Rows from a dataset
--- Begin ---
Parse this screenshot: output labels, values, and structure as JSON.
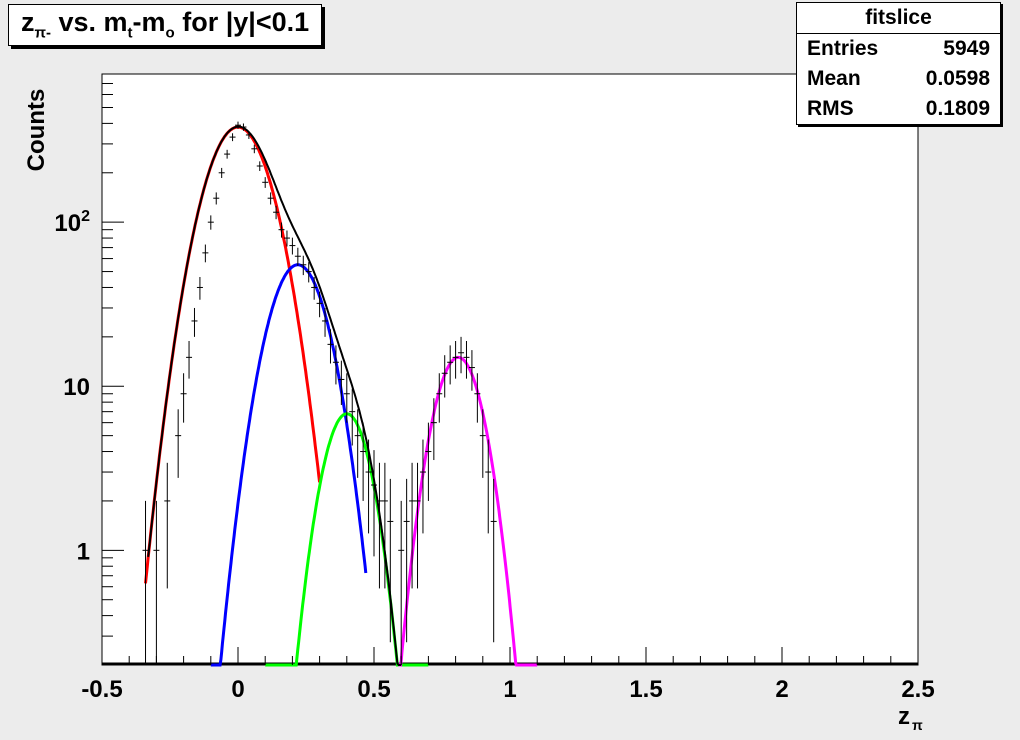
{
  "title": {
    "z": "z",
    "z_sub": "π-",
    "mid": " vs. m",
    "mt_sub": "t",
    "dash": "-m",
    "mo_sub": "o",
    "tail": " for |y|<0.1"
  },
  "stats": {
    "name": "fitslice",
    "rows": [
      {
        "label": "Entries",
        "value": "5949"
      },
      {
        "label": "Mean",
        "value": "0.0598"
      },
      {
        "label": "RMS",
        "value": "0.1809"
      }
    ]
  },
  "chart_data": {
    "type": "scatter",
    "title": "zπ- vs. mt-mo for |y|<0.1",
    "xlabel": "zπ",
    "ylabel": "Counts",
    "xlim": [
      -0.5,
      2.5
    ],
    "ylim": [
      0.2,
      800
    ],
    "yscale": "log",
    "grid": false,
    "x_ticks": [
      -0.5,
      0,
      0.5,
      1,
      1.5,
      2,
      2.5
    ],
    "x_tick_labels": [
      "-0.5",
      "0",
      "0.5",
      "1",
      "1.5",
      "2",
      "2.5"
    ],
    "y_ticks": [
      1,
      10,
      100
    ],
    "y_tick_labels": [
      "1",
      "10",
      "10^2"
    ],
    "histogram_points": [
      {
        "x": -0.34,
        "y": 1
      },
      {
        "x": -0.3,
        "y": 1
      },
      {
        "x": -0.26,
        "y": 2
      },
      {
        "x": -0.22,
        "y": 5
      },
      {
        "x": -0.2,
        "y": 9
      },
      {
        "x": -0.18,
        "y": 15
      },
      {
        "x": -0.16,
        "y": 25
      },
      {
        "x": -0.14,
        "y": 40
      },
      {
        "x": -0.12,
        "y": 65
      },
      {
        "x": -0.1,
        "y": 100
      },
      {
        "x": -0.08,
        "y": 140
      },
      {
        "x": -0.06,
        "y": 200
      },
      {
        "x": -0.04,
        "y": 260
      },
      {
        "x": -0.02,
        "y": 330
      },
      {
        "x": 0.0,
        "y": 390
      },
      {
        "x": 0.02,
        "y": 380
      },
      {
        "x": 0.04,
        "y": 340
      },
      {
        "x": 0.06,
        "y": 280
      },
      {
        "x": 0.08,
        "y": 220
      },
      {
        "x": 0.1,
        "y": 175
      },
      {
        "x": 0.12,
        "y": 140
      },
      {
        "x": 0.14,
        "y": 115
      },
      {
        "x": 0.16,
        "y": 90
      },
      {
        "x": 0.18,
        "y": 80
      },
      {
        "x": 0.2,
        "y": 72
      },
      {
        "x": 0.22,
        "y": 62
      },
      {
        "x": 0.24,
        "y": 55
      },
      {
        "x": 0.26,
        "y": 50
      },
      {
        "x": 0.28,
        "y": 40
      },
      {
        "x": 0.3,
        "y": 32
      },
      {
        "x": 0.32,
        "y": 25
      },
      {
        "x": 0.34,
        "y": 18
      },
      {
        "x": 0.36,
        "y": 14
      },
      {
        "x": 0.38,
        "y": 11
      },
      {
        "x": 0.4,
        "y": 9
      },
      {
        "x": 0.42,
        "y": 7
      },
      {
        "x": 0.44,
        "y": 5
      },
      {
        "x": 0.46,
        "y": 4
      },
      {
        "x": 0.48,
        "y": 3
      },
      {
        "x": 0.5,
        "y": 2.5
      },
      {
        "x": 0.52,
        "y": 2
      },
      {
        "x": 0.54,
        "y": 2
      },
      {
        "x": 0.56,
        "y": 1.5
      },
      {
        "x": 0.6,
        "y": 1
      },
      {
        "x": 0.62,
        "y": 1.5
      },
      {
        "x": 0.64,
        "y": 2
      },
      {
        "x": 0.66,
        "y": 2
      },
      {
        "x": 0.68,
        "y": 3
      },
      {
        "x": 0.7,
        "y": 4
      },
      {
        "x": 0.72,
        "y": 6
      },
      {
        "x": 0.74,
        "y": 9
      },
      {
        "x": 0.76,
        "y": 12
      },
      {
        "x": 0.78,
        "y": 14
      },
      {
        "x": 0.8,
        "y": 15
      },
      {
        "x": 0.82,
        "y": 16
      },
      {
        "x": 0.84,
        "y": 15
      },
      {
        "x": 0.86,
        "y": 13
      },
      {
        "x": 0.88,
        "y": 9
      },
      {
        "x": 0.9,
        "y": 5
      },
      {
        "x": 0.92,
        "y": 3
      },
      {
        "x": 0.94,
        "y": 1.5
      }
    ],
    "fit_components": [
      {
        "color": "#ff0000",
        "amplitude": 380,
        "mean": 0.0,
        "sigma": 0.095,
        "xmin": -0.34,
        "xmax": 0.3
      },
      {
        "color": "#0000ff",
        "amplitude": 55,
        "mean": 0.22,
        "sigma": 0.085,
        "xmin": -0.1,
        "xmax": 0.47
      },
      {
        "color": "#00ff00",
        "amplitude": 6.8,
        "mean": 0.4,
        "sigma": 0.07,
        "xmin": 0.1,
        "xmax": 0.7
      },
      {
        "color": "#ff00ff",
        "amplitude": 15,
        "mean": 0.81,
        "sigma": 0.072,
        "xmin": 0.59,
        "xmax": 1.1
      }
    ],
    "total_fit": {
      "color": "#000000",
      "xmin": -0.33,
      "xmax": 0.6
    }
  }
}
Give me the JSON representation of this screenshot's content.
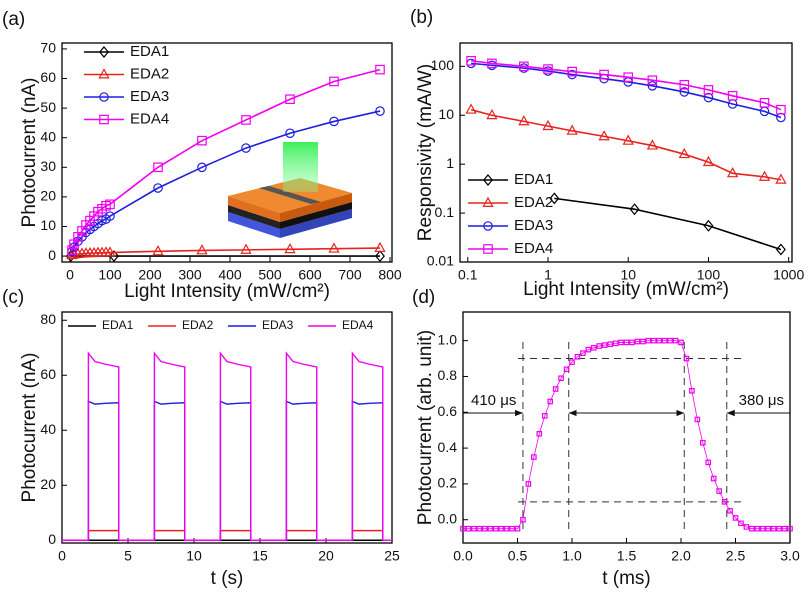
{
  "chart_data": [
    {
      "type": "line",
      "panel_label": "(a)",
      "x_label": "Light Intensity (mW/cm²)",
      "y_label": "Photocurrent (nA)",
      "xlim": [
        -20,
        805
      ],
      "ylim": [
        -2,
        72
      ],
      "xticks": [
        0,
        100,
        200,
        300,
        400,
        500,
        600,
        700,
        800
      ],
      "yticks": [
        0,
        10,
        20,
        30,
        40,
        50,
        60,
        70
      ],
      "legend": "upper left",
      "series": [
        {
          "name": "EDA1",
          "color": "#000000",
          "marker": "diamond",
          "x": [
            2,
            110,
            775
          ],
          "values": [
            0,
            0,
            0
          ]
        },
        {
          "name": "EDA2",
          "color": "#e8231f",
          "marker": "triangle",
          "x": [
            5,
            10,
            20,
            30,
            40,
            50,
            60,
            70,
            80,
            90,
            100,
            220,
            330,
            440,
            550,
            660,
            775
          ],
          "values": [
            0.3,
            0.5,
            0.7,
            0.8,
            0.9,
            1,
            1,
            1.1,
            1.1,
            1.2,
            1.2,
            1.6,
            1.9,
            2.1,
            2.3,
            2.5,
            2.7
          ]
        },
        {
          "name": "EDA3",
          "color": "#1f1fdf",
          "marker": "circle",
          "x": [
            5,
            10,
            20,
            30,
            40,
            50,
            60,
            70,
            80,
            90,
            100,
            220,
            330,
            440,
            550,
            660,
            775
          ],
          "values": [
            1.5,
            3,
            5,
            6.5,
            8,
            9,
            10,
            11,
            12,
            12.5,
            13.5,
            23,
            30,
            36.5,
            41.5,
            45.5,
            49
          ]
        },
        {
          "name": "EDA4",
          "color": "#f000f0",
          "marker": "square",
          "x": [
            5,
            10,
            20,
            30,
            40,
            50,
            60,
            70,
            80,
            90,
            100,
            220,
            330,
            440,
            550,
            660,
            775
          ],
          "values": [
            2,
            4,
            6.5,
            8.5,
            10.5,
            12,
            13.5,
            15,
            16,
            17,
            17.5,
            30,
            39,
            46,
            53,
            59,
            63
          ]
        }
      ]
    },
    {
      "type": "line",
      "panel_label": "(b)",
      "x_label": "Light Intensity (mW/cm²)",
      "y_label": "Responsivity (mA/W)",
      "xlog": true,
      "ylog": true,
      "xlim": [
        0.08,
        1100
      ],
      "ylim": [
        0.01,
        300
      ],
      "xticks": [
        0.1,
        1,
        10,
        100,
        1000
      ],
      "yticks": [
        0.01,
        0.1,
        1,
        10,
        100
      ],
      "legend": "lower left",
      "series": [
        {
          "name": "EDA1",
          "color": "#000000",
          "marker": "diamond",
          "x": [
            1.2,
            12,
            100,
            800
          ],
          "values": [
            0.2,
            0.12,
            0.055,
            0.018
          ]
        },
        {
          "name": "EDA2",
          "color": "#e8231f",
          "marker": "triangle",
          "x": [
            0.11,
            0.2,
            0.5,
            1,
            2,
            5,
            10,
            20,
            50,
            100,
            200,
            500,
            800
          ],
          "values": [
            13,
            10,
            7.5,
            6,
            4.8,
            3.7,
            3,
            2.4,
            1.6,
            1.1,
            0.65,
            0.55,
            0.48
          ]
        },
        {
          "name": "EDA3",
          "color": "#1f1fdf",
          "marker": "circle",
          "x": [
            0.11,
            0.2,
            0.5,
            1,
            2,
            5,
            10,
            20,
            50,
            100,
            200,
            500,
            800
          ],
          "values": [
            115,
            105,
            92,
            80,
            68,
            56,
            48,
            40,
            30,
            23,
            17,
            12,
            9
          ]
        },
        {
          "name": "EDA4",
          "color": "#f000f0",
          "marker": "square",
          "x": [
            0.11,
            0.2,
            0.5,
            1,
            2,
            5,
            10,
            20,
            50,
            100,
            200,
            500,
            800
          ],
          "values": [
            130,
            115,
            100,
            88,
            78,
            68,
            60,
            52,
            42,
            33,
            25,
            18,
            13
          ]
        }
      ]
    },
    {
      "type": "line",
      "panel_label": "(c)",
      "x_label": "t (s)",
      "y_label": "Photocurrent (nA)",
      "xlim": [
        0,
        25
      ],
      "ylim": [
        -1,
        83
      ],
      "xticks": [
        0,
        5,
        10,
        15,
        20,
        25
      ],
      "yticks": [
        0,
        20,
        40,
        60,
        80
      ],
      "legend": "upper center",
      "x": [
        0,
        2,
        2,
        2.5,
        3.3,
        4.3,
        4.3,
        7,
        7,
        7.5,
        8.3,
        9.3,
        9.3,
        12,
        12,
        12.5,
        13.3,
        14.3,
        14.3,
        17,
        17,
        17.5,
        18.3,
        19.3,
        19.3,
        22,
        22,
        22.5,
        23.3,
        24.3,
        24.3,
        25
      ],
      "series": [
        {
          "name": "EDA1",
          "color": "#000000",
          "values": [
            0,
            0,
            0,
            0,
            0,
            0,
            0,
            0,
            0,
            0,
            0,
            0,
            0,
            0,
            0,
            0,
            0,
            0,
            0,
            0,
            0,
            0,
            0,
            0,
            0,
            0,
            0,
            0,
            0,
            0,
            0,
            0
          ]
        },
        {
          "name": "EDA2",
          "color": "#e8231f",
          "values": [
            0,
            0,
            3.5,
            3.5,
            3.5,
            3.5,
            0,
            0,
            3.5,
            3.5,
            3.5,
            3.5,
            0,
            0,
            3.5,
            3.5,
            3.5,
            3.5,
            0,
            0,
            3.5,
            3.5,
            3.5,
            3.5,
            0,
            0,
            3.5,
            3.5,
            3.5,
            3.5,
            0,
            0
          ]
        },
        {
          "name": "EDA3",
          "color": "#1f1fdf",
          "values": [
            0,
            0,
            50.5,
            49.5,
            49.8,
            50,
            0,
            0,
            50.5,
            49.5,
            49.8,
            50,
            0,
            0,
            50.5,
            49.5,
            49.8,
            50,
            0,
            0,
            50.5,
            49.5,
            49.8,
            50,
            0,
            0,
            50.5,
            49.5,
            49.8,
            50,
            0,
            0
          ]
        },
        {
          "name": "EDA4",
          "color": "#f000f0",
          "values": [
            0,
            0,
            68,
            65,
            64,
            63,
            0,
            0,
            68,
            65,
            64,
            63,
            0,
            0,
            68,
            65,
            64,
            63,
            0,
            0,
            68,
            65,
            64,
            63,
            0,
            0,
            68,
            65,
            64,
            63,
            0,
            0
          ]
        }
      ]
    },
    {
      "type": "line",
      "panel_label": "(d)",
      "x_label": "t (ms)",
      "y_label": "Photocurrent (arb. unit)",
      "xlim": [
        0,
        3
      ],
      "ylim": [
        -0.13,
        1.16
      ],
      "xticks": [
        {
          "value": 0,
          "label": "0.0"
        },
        0.5,
        {
          "value": 1,
          "label": "1.0"
        },
        1.5,
        {
          "value": 2,
          "label": "2.0"
        },
        2.5,
        {
          "value": 3,
          "label": "3.0"
        }
      ],
      "yticks": [
        {
          "value": 0,
          "label": "0.0"
        },
        0.2,
        0.4,
        0.6,
        0.8,
        {
          "value": 1,
          "label": "1.0"
        }
      ],
      "hlines": [
        0.9,
        0.1
      ],
      "vlines": [
        0.55,
        0.97,
        2.03,
        2.42
      ],
      "annotations": [
        "410 μs",
        "380 μs"
      ],
      "x": [
        0,
        0.05,
        0.1,
        0.15,
        0.2,
        0.25,
        0.3,
        0.35,
        0.4,
        0.45,
        0.5,
        0.55,
        0.6,
        0.65,
        0.7,
        0.75,
        0.8,
        0.85,
        0.9,
        0.95,
        1,
        1.05,
        1.1,
        1.15,
        1.2,
        1.25,
        1.3,
        1.35,
        1.4,
        1.45,
        1.5,
        1.55,
        1.6,
        1.65,
        1.7,
        1.75,
        1.8,
        1.85,
        1.9,
        1.95,
        2,
        2.05,
        2.1,
        2.15,
        2.2,
        2.25,
        2.3,
        2.35,
        2.4,
        2.45,
        2.5,
        2.55,
        2.6,
        2.65,
        2.7,
        2.75,
        2.8,
        2.85,
        2.9,
        2.95,
        3
      ],
      "series": [
        {
          "color": "#f000f0",
          "marker": "square",
          "values": [
            -0.05,
            -0.05,
            -0.05,
            -0.05,
            -0.05,
            -0.05,
            -0.05,
            -0.05,
            -0.05,
            -0.05,
            -0.05,
            0,
            0.2,
            0.35,
            0.48,
            0.58,
            0.66,
            0.73,
            0.79,
            0.84,
            0.88,
            0.91,
            0.93,
            0.95,
            0.96,
            0.97,
            0.975,
            0.98,
            0.985,
            0.99,
            0.99,
            0.99,
            0.995,
            0.995,
            1,
            1,
            1,
            1,
            1,
            1,
            0.99,
            0.9,
            0.72,
            0.56,
            0.43,
            0.32,
            0.23,
            0.16,
            0.1,
            0.05,
            0.01,
            -0.02,
            -0.04,
            -0.05,
            -0.05,
            -0.05,
            -0.05,
            -0.05,
            -0.05,
            -0.05,
            -0.05
          ]
        }
      ]
    }
  ]
}
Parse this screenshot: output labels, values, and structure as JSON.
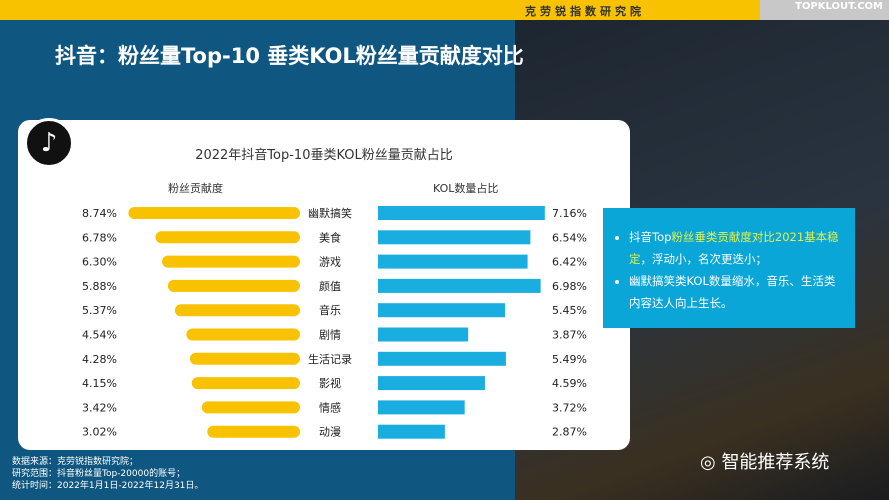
{
  "header": {
    "org": "克劳锐指数研究院",
    "brand": "TOPKLOUT.COM"
  },
  "title": "抖音：粉丝量Top-10 垂类KOL粉丝量贡献度对比",
  "logo": "tiktok-logo",
  "chart_data": {
    "type": "bar",
    "title": "2022年抖音Top-10垂类KOL粉丝量贡献占比",
    "categories": [
      "幽默搞笑",
      "美食",
      "游戏",
      "颜值",
      "音乐",
      "剧情",
      "生活记录",
      "影视",
      "情感",
      "动漫"
    ],
    "series": [
      {
        "name": "粉丝贡献度",
        "color": "#f8c200",
        "values": [
          8.74,
          6.78,
          6.3,
          5.88,
          5.37,
          4.54,
          4.28,
          4.15,
          3.42,
          3.02
        ],
        "labels": [
          "8.74%",
          "6.78%",
          "6.30%",
          "5.88%",
          "5.37%",
          "4.54%",
          "4.28%",
          "4.15%",
          "3.42%",
          "3.02%"
        ]
      },
      {
        "name": "KOL数量占比",
        "color": "#1aaee0",
        "values": [
          7.16,
          6.54,
          6.42,
          6.98,
          5.45,
          3.87,
          5.49,
          4.59,
          3.72,
          2.87
        ],
        "labels": [
          "7.16%",
          "6.54%",
          "6.42%",
          "6.98%",
          "5.45%",
          "3.87%",
          "5.49%",
          "4.59%",
          "3.72%",
          "2.87%"
        ]
      }
    ]
  },
  "info": {
    "b1_pre": "抖音Top",
    "b1_hl": "粉丝垂类贡献度对比2021基本稳定",
    "b1_post": "，浮动小，名次更迭小；",
    "b2": "幽默搞笑类KOL数量缩水，音乐、生活类内容达人向上生长。"
  },
  "footer": [
    "数据来源：克劳锐指数研究院；",
    "研究范围：抖音粉丝量Top-20000的账号；",
    "统计时间：2022年1月1日-2022年12月31日。"
  ],
  "wechat": "智能推荐系统"
}
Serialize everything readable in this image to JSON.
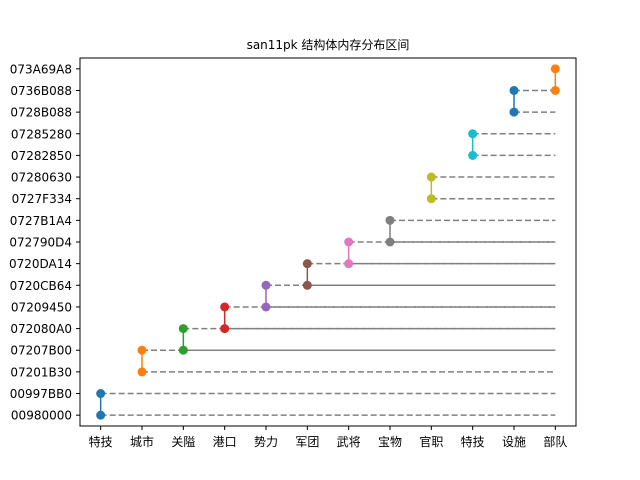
{
  "chart_data": {
    "type": "line",
    "title": "san11pk 结构体内存分布区间",
    "categories": [
      "特技",
      "城市",
      "关隘",
      "港口",
      "势力",
      "军团",
      "武将",
      "宝物",
      "官职",
      "特技",
      "设施",
      "部队"
    ],
    "y_labels": [
      "00980000",
      "00997BB0",
      "07201B30",
      "07207B00",
      "072080A0",
      "07209450",
      "0720CB64",
      "0720DA14",
      "072790D4",
      "0727B1A4",
      "0727F334",
      "07280630",
      "07282850",
      "07285280",
      "0728B088",
      "0736B088",
      "073A69A8"
    ],
    "ylim": [
      -0.5,
      16.5
    ],
    "series": [
      {
        "category": "特技",
        "start": "00980000",
        "end": "00997BB0",
        "color": "#1f77b4"
      },
      {
        "category": "城市",
        "start": "07201B30",
        "end": "07207B00",
        "color": "#ff7f0e"
      },
      {
        "category": "关隘",
        "start": "07207B00",
        "end": "072080A0",
        "color": "#2ca02c"
      },
      {
        "category": "港口",
        "start": "072080A0",
        "end": "07209450",
        "color": "#d62728"
      },
      {
        "category": "势力",
        "start": "07209450",
        "end": "0720CB64",
        "color": "#9467bd"
      },
      {
        "category": "军团",
        "start": "0720CB64",
        "end": "0720DA14",
        "color": "#8c564b"
      },
      {
        "category": "武将",
        "start": "0720DA14",
        "end": "072790D4",
        "color": "#e377c2"
      },
      {
        "category": "宝物",
        "start": "072790D4",
        "end": "0727B1A4",
        "color": "#7f7f7f"
      },
      {
        "category": "官职",
        "start": "0727F334",
        "end": "07280630",
        "color": "#bcbd22"
      },
      {
        "category": "特技",
        "start": "07282850",
        "end": "07285280",
        "color": "#17becf"
      },
      {
        "category": "设施",
        "start": "0728B088",
        "end": "0736B088",
        "color": "#1f77b4"
      },
      {
        "category": "部队",
        "start": "0736B088",
        "end": "073A69A8",
        "color": "#ff7f0e"
      }
    ],
    "guide_lines": "dashed",
    "grid": false,
    "legend": "none"
  }
}
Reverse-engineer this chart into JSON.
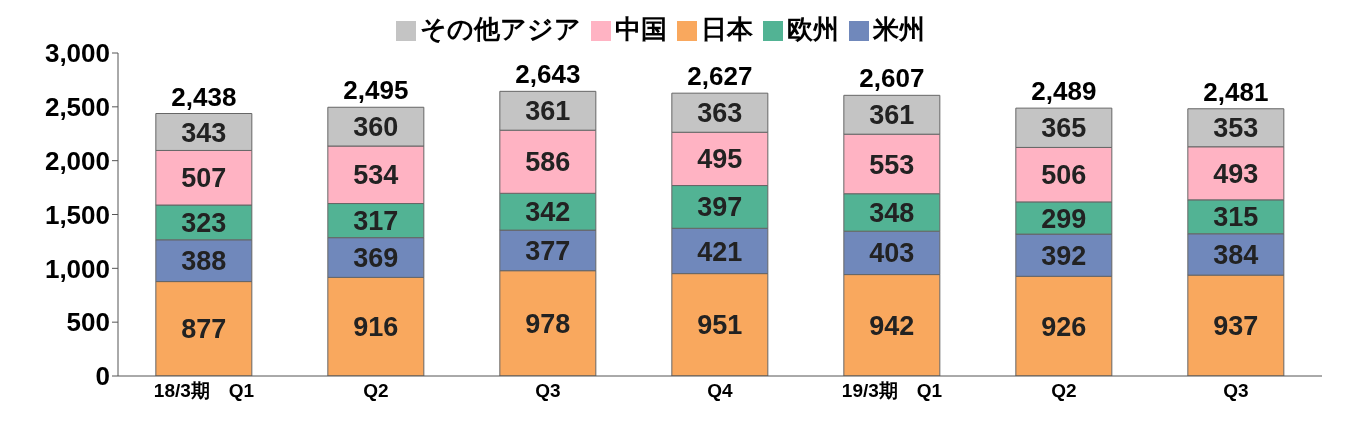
--- End ---
→ PROBLEM DETAILS
Examine the records and report how many lines contain the string "category". Only the number should be given.

→ ANSWER TO THE PROBLEM
12